Gather all lines in the data that hold the string "наук".

____ The records

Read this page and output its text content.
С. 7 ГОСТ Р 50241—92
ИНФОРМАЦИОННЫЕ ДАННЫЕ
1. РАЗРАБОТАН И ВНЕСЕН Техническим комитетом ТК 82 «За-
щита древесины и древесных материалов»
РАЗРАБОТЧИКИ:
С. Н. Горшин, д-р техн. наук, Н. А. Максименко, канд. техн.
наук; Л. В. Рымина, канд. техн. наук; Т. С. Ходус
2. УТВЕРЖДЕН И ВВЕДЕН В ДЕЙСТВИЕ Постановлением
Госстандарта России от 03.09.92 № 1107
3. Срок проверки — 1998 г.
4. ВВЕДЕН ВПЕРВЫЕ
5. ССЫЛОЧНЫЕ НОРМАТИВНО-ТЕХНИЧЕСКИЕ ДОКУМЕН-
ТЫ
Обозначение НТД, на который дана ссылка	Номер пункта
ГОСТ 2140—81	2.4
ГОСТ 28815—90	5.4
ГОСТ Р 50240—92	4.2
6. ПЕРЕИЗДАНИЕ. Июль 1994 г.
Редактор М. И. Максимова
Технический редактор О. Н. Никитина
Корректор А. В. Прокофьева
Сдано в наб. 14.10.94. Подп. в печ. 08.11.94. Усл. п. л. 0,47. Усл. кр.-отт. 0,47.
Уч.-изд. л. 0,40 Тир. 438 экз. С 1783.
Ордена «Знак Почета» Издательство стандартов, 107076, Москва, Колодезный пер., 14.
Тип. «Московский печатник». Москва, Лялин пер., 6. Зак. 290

________
____ The records

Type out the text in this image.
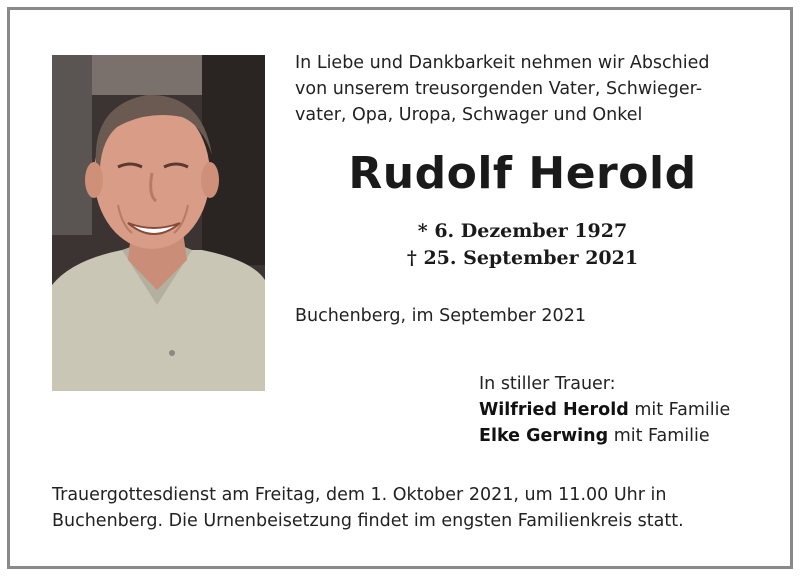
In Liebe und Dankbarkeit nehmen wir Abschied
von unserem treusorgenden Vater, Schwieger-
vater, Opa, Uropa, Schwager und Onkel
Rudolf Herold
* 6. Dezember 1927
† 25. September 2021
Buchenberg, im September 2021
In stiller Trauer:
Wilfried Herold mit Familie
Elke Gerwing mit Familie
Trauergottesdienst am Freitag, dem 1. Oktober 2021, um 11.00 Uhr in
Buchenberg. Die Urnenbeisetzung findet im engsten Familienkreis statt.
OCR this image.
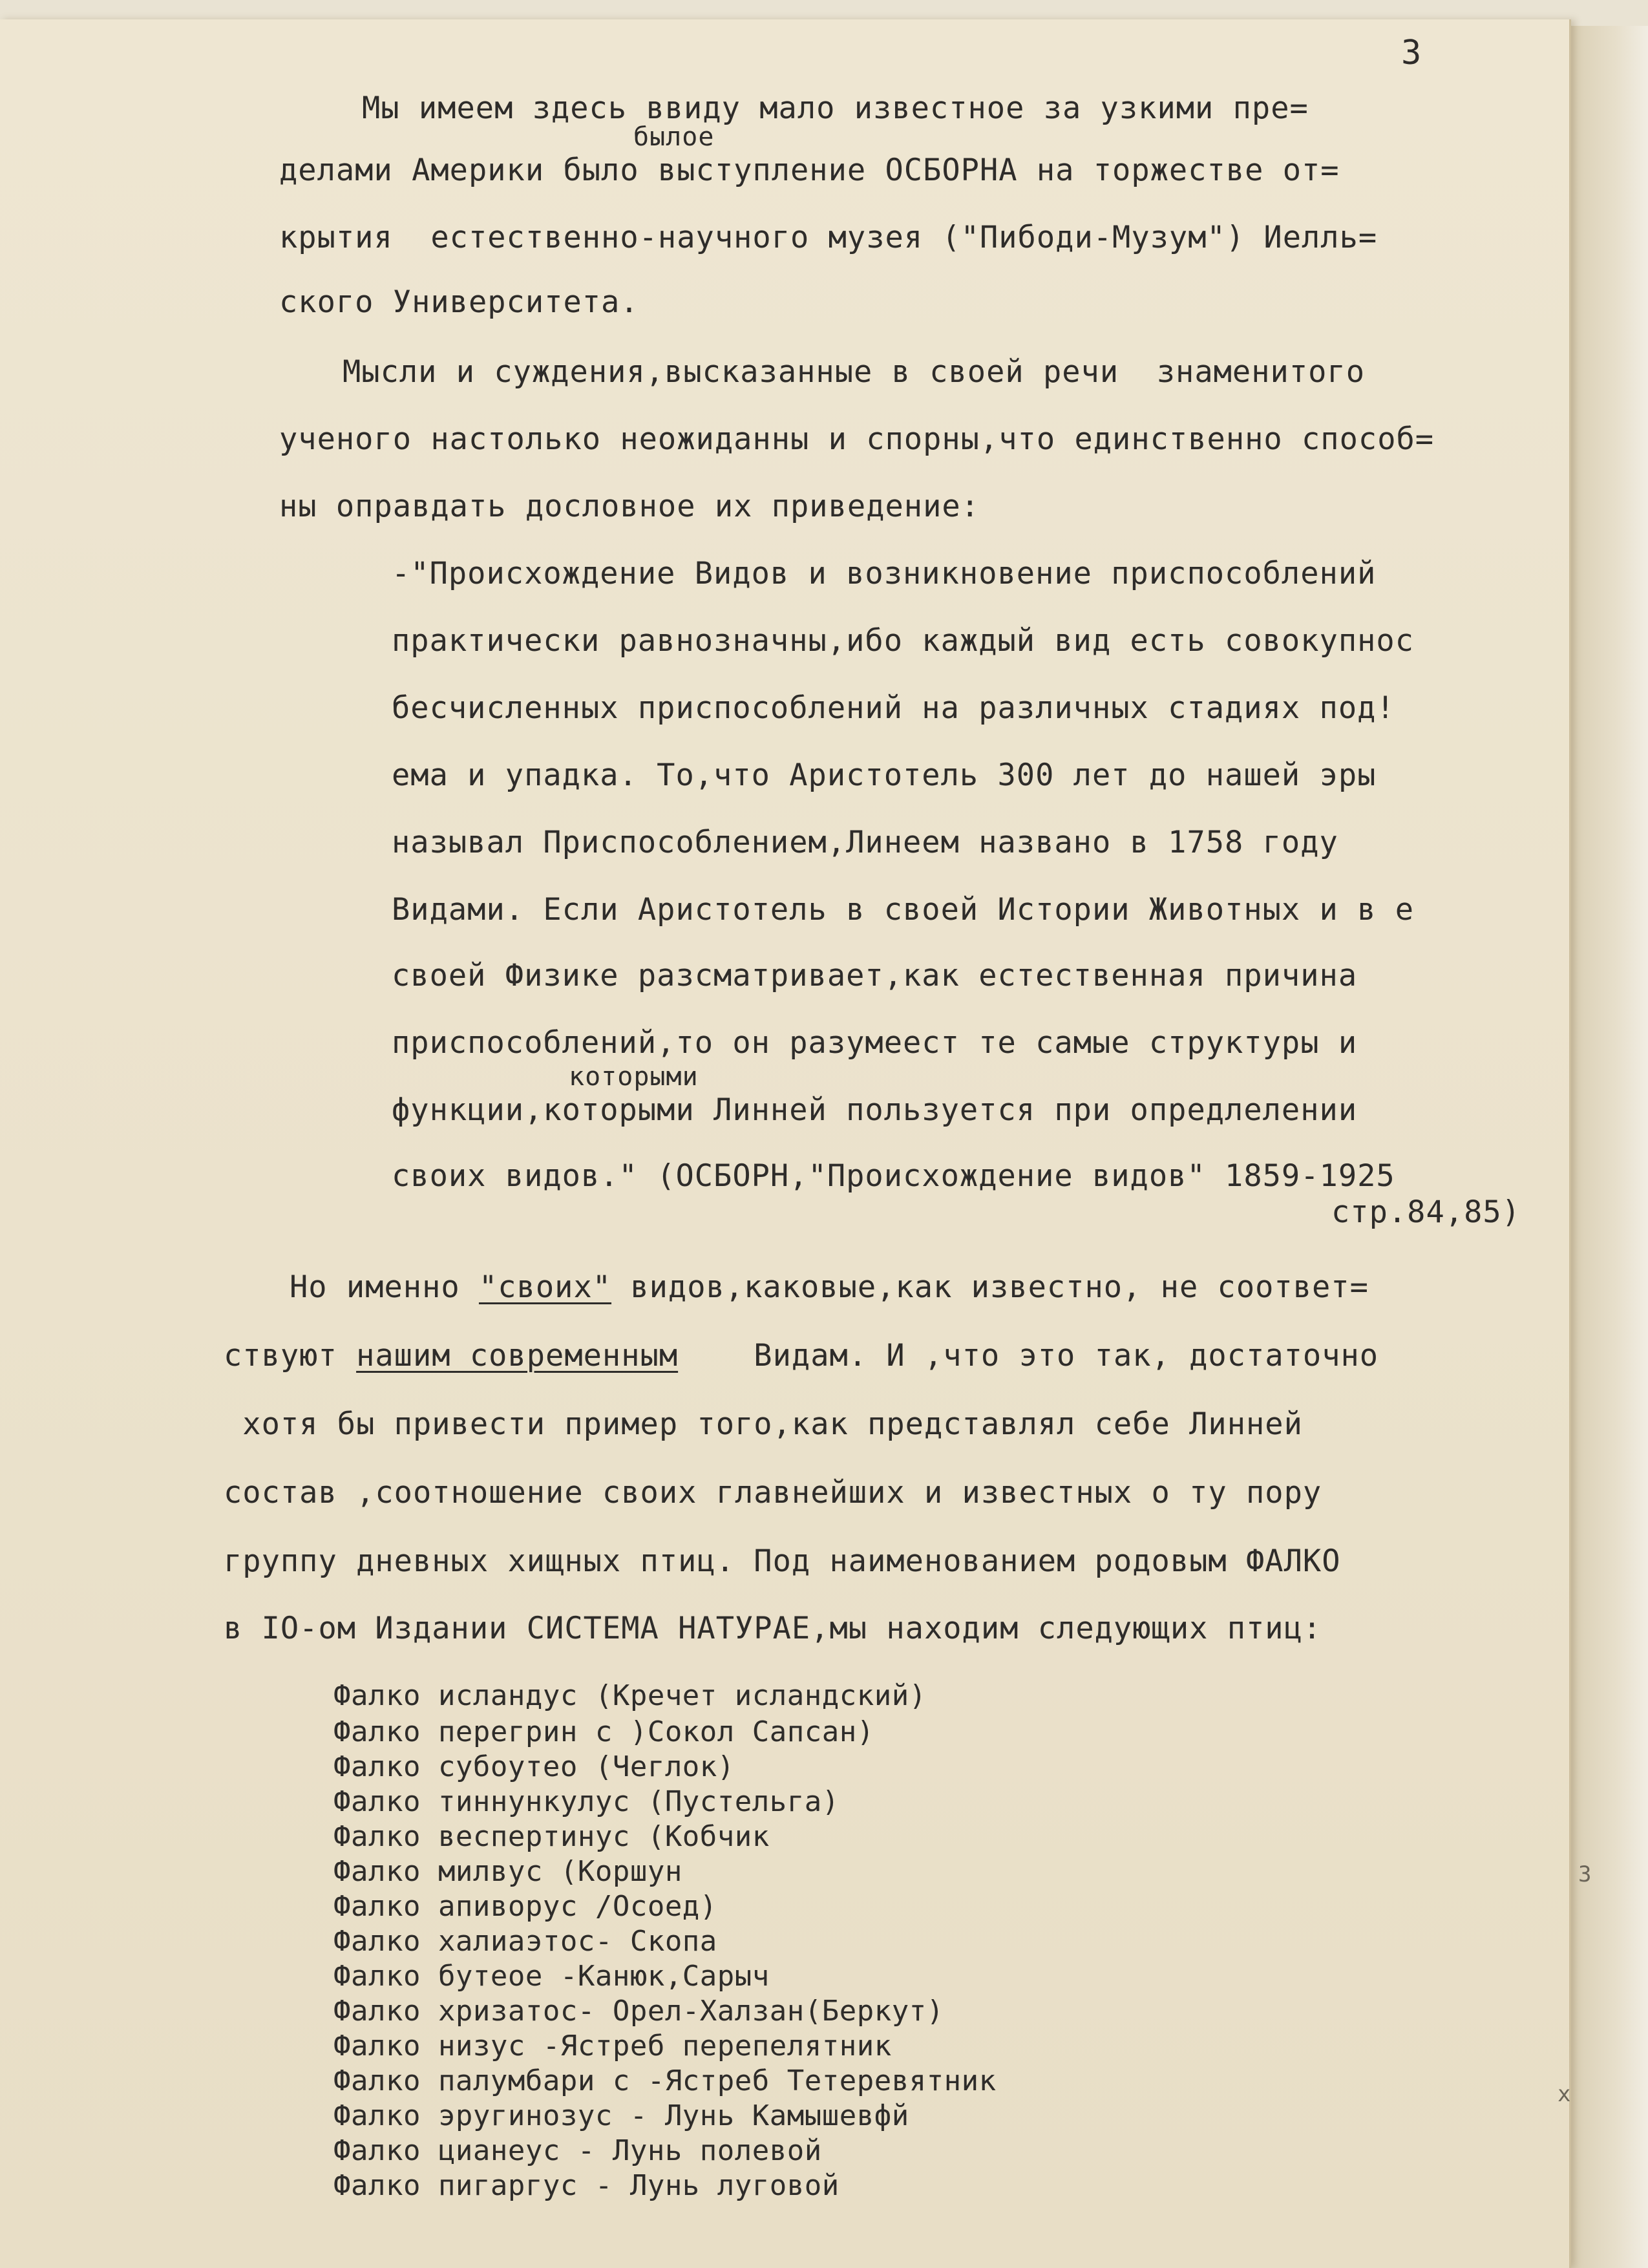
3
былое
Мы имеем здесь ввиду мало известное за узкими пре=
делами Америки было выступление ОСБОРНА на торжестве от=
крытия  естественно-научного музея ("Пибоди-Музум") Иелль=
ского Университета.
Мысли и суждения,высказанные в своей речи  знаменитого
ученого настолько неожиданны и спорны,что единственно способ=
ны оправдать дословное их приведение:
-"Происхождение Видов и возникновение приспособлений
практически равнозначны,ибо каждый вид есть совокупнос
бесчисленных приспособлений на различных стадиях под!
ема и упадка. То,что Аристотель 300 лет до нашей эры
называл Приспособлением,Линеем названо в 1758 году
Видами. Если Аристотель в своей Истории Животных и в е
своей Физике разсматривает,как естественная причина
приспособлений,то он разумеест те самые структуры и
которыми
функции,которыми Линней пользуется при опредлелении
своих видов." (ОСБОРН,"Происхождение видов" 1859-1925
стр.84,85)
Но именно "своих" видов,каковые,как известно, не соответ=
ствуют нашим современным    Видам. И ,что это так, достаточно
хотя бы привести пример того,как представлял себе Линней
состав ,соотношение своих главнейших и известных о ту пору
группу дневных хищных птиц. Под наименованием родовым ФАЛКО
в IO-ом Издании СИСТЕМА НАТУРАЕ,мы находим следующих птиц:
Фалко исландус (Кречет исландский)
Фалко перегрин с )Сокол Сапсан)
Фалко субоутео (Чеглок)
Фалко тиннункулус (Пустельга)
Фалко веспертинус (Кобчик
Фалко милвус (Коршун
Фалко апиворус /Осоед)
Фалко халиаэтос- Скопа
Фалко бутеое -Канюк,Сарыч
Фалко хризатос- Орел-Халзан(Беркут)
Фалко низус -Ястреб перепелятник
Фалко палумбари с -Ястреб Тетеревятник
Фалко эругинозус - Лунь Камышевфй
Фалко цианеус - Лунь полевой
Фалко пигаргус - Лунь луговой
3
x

________

** Exercise response **
С. Н. Горшин, д-р техн. наук, Н. А. Максименко, канд. техн.
наук; Л. В. Рымина, канд. техн. наук; Т. С. Ходус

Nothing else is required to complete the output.